§ **Task objective**: Print every record below exactly as written.

§ **Data lines**:
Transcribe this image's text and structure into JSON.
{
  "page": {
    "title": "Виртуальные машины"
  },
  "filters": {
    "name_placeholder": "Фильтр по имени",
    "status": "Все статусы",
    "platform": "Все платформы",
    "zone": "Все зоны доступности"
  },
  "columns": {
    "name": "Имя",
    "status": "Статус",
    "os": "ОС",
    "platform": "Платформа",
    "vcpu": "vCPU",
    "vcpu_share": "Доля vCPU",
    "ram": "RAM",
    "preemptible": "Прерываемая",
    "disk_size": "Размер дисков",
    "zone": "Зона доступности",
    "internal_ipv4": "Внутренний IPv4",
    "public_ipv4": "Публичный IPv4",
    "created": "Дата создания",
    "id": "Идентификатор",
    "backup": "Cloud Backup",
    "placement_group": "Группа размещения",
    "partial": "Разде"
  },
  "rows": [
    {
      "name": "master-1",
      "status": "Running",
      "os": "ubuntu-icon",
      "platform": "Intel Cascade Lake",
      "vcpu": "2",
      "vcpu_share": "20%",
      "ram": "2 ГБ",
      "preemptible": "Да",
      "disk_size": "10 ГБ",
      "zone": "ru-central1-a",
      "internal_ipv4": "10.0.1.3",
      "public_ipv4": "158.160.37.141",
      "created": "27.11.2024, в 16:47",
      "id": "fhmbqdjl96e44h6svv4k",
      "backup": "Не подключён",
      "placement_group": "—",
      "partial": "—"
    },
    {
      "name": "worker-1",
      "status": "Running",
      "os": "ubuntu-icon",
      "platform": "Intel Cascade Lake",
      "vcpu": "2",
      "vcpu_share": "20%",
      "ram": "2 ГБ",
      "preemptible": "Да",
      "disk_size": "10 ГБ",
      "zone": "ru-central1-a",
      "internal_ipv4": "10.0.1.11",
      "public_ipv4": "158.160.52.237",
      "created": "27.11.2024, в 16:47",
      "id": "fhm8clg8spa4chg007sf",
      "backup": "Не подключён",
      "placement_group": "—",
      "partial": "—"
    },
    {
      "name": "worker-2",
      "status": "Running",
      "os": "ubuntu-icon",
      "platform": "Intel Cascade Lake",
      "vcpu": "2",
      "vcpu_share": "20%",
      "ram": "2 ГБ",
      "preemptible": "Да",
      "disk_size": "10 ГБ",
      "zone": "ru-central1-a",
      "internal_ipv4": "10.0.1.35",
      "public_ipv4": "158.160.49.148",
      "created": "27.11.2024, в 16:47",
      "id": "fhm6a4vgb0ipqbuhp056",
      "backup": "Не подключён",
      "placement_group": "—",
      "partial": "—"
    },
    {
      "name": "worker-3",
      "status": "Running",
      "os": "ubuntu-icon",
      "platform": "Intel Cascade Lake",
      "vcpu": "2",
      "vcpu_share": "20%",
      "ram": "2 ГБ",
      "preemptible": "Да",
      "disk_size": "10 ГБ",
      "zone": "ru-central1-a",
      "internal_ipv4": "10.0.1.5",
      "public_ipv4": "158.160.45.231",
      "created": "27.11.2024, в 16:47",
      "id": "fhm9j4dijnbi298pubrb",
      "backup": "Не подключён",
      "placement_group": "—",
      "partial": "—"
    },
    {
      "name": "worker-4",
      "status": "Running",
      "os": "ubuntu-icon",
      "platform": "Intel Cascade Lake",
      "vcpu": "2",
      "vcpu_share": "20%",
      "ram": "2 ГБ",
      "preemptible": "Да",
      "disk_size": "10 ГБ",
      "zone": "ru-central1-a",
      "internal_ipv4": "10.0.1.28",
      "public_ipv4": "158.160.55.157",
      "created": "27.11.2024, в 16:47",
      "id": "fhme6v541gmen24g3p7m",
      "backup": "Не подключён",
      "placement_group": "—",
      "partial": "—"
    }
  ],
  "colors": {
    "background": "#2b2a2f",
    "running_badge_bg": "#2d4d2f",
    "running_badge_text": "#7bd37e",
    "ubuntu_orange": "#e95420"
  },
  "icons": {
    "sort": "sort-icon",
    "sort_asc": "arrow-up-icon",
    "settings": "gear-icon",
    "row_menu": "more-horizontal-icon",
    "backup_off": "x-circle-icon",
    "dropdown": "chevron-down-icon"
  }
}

§ **Result**:
Transcribe this image's text and structure into JSON.
{
  "page": {
    "title": "Виртуальные машины"
  },
  "filters": {
    "name_placeholder": "Фильтр по имени",
    "status": "Все статусы",
    "platform": "Все платформы",
    "zone": "Все зоны доступности"
  },
  "columns": {
    "name": "Имя",
    "status": "Статус",
    "os": "ОС",
    "platform": "Платформа",
    "vcpu": "vCPU",
    "vcpu_share": "Доля vCPU",
    "ram": "RAM",
    "preemptible": "Прерываемая",
    "disk_size": "Размер дисков",
    "zone": "Зона доступности",
    "internal_ipv4": "Внутренний IPv4",
    "public_ipv4": "Публичный IPv4",
    "created": "Дата создания",
    "id": "Идентификатор",
    "backup": "Cloud Backup",
    "placement_group": "Группа размещения",
    "partial": "Разде"
  },
  "rows": [
    {
      "name": "master-1",
      "status": "Running",
      "os": "ubuntu-icon",
      "platform": "Intel Cascade Lake",
      "vcpu": "2",
      "vcpu_share": "20%",
      "ram": "2 ГБ",
      "preemptible": "Да",
      "disk_size": "10 ГБ",
      "zone": "ru-central1-a",
      "internal_ipv4": "10.0.1.3",
      "public_ipv4": "158.160.37.141",
      "created": "27.11.2024, в 16:47",
      "id": "fhmbqdjl96e44h6svv4k",
      "backup": "Не подключён",
      "placement_group": "—",
      "partial": "—"
    },
    {
      "name": "worker-1",
      "status": "Running",
      "os": "ubuntu-icon",
      "platform": "Intel Cascade Lake",
      "vcpu": "2",
      "vcpu_share": "20%",
      "ram": "2 ГБ",
      "preemptible": "Да",
      "disk_size": "10 ГБ",
      "zone": "ru-central1-a",
      "internal_ipv4": "10.0.1.11",
      "public_ipv4": "158.160.52.237",
      "created": "27.11.2024, в 16:47",
      "id": "fhm8clg8spa4chg007sf",
      "backup": "Не подключён",
      "placement_group": "—",
      "partial": "—"
    },
    {
      "name": "worker-2",
      "status": "Running",
      "os": "ubuntu-icon",
      "platform": "Intel Cascade Lake",
      "vcpu": "2",
      "vcpu_share": "20%",
      "ram": "2 ГБ",
      "preemptible": "Да",
      "disk_size": "10 ГБ",
      "zone": "ru-central1-a",
      "internal_ipv4": "10.0.1.35",
      "public_ipv4": "158.160.49.148",
      "created": "27.11.2024, в 16:47",
      "id": "fhm6a4vgb0ipqbuhp056",
      "backup": "Не подключён",
      "placement_group": "—",
      "partial": "—"
    },
    {
      "name": "worker-3",
      "status": "Running",
      "os": "ubuntu-icon",
      "platform": "Intel Cascade Lake",
      "vcpu": "2",
      "vcpu_share": "20%",
      "ram": "2 ГБ",
      "preemptible": "Да",
      "disk_size": "10 ГБ",
      "zone": "ru-central1-a",
      "internal_ipv4": "10.0.1.5",
      "public_ipv4": "158.160.45.231",
      "created": "27.11.2024, в 16:47",
      "id": "fhm9j4dijnbi298pubrb",
      "backup": "Не подключён",
      "placement_group": "—",
      "partial": "—"
    },
    {
      "name": "worker-4",
      "status": "Running",
      "os": "ubuntu-icon",
      "platform": "Intel Cascade Lake",
      "vcpu": "2",
      "vcpu_share": "20%",
      "ram": "2 ГБ",
      "preemptible": "Да",
      "disk_size": "10 ГБ",
      "zone": "ru-central1-a",
      "internal_ipv4": "10.0.1.28",
      "public_ipv4": "158.160.55.157",
      "created": "27.11.2024, в 16:47",
      "id": "fhme6v541gmen24g3p7m",
      "backup": "Не подключён",
      "placement_group": "—",
      "partial": "—"
    }
  ],
  "colors": {
    "background": "#2b2a2f",
    "running_badge_bg": "#2d4d2f",
    "running_badge_text": "#7bd37e",
    "ubuntu_orange": "#e95420"
  },
  "icons": {
    "sort": "sort-icon",
    "sort_asc": "arrow-up-icon",
    "settings": "gear-icon",
    "row_menu": "more-horizontal-icon",
    "backup_off": "x-circle-icon",
    "dropdown": "chevron-down-icon"
  }
}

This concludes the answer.